SHORT PROBLEM: Only the number is wanted: tally the lines below that contain the word "Oriented".

(Saved entries)

════════════════

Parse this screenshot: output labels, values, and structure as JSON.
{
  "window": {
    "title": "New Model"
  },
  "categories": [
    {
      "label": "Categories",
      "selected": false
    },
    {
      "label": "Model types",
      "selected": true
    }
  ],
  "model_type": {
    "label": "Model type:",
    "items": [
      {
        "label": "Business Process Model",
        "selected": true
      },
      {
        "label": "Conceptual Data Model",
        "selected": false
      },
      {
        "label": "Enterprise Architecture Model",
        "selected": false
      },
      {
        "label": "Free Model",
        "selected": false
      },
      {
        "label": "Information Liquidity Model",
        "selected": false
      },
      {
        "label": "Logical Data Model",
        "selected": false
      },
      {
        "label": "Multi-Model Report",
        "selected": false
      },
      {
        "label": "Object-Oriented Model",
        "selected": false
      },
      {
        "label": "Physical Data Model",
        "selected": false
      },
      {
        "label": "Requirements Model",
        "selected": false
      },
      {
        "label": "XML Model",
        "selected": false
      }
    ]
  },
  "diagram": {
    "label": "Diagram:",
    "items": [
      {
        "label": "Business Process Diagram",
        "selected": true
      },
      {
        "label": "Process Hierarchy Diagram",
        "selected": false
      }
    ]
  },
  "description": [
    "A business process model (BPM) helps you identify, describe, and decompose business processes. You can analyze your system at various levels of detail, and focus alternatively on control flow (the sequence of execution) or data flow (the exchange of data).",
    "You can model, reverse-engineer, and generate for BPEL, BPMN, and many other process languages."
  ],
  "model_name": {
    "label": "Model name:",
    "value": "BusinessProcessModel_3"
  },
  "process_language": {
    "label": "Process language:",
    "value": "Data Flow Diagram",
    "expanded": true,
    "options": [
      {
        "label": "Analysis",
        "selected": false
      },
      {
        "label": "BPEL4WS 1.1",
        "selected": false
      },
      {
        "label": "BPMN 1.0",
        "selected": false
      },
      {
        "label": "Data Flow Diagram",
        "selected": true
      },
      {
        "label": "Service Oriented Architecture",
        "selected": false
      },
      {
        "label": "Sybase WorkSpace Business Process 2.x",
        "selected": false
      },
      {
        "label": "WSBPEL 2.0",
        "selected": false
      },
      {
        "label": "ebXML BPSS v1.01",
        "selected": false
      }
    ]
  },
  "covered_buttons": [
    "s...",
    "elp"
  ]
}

════════════════

TASK RESPONSE: 2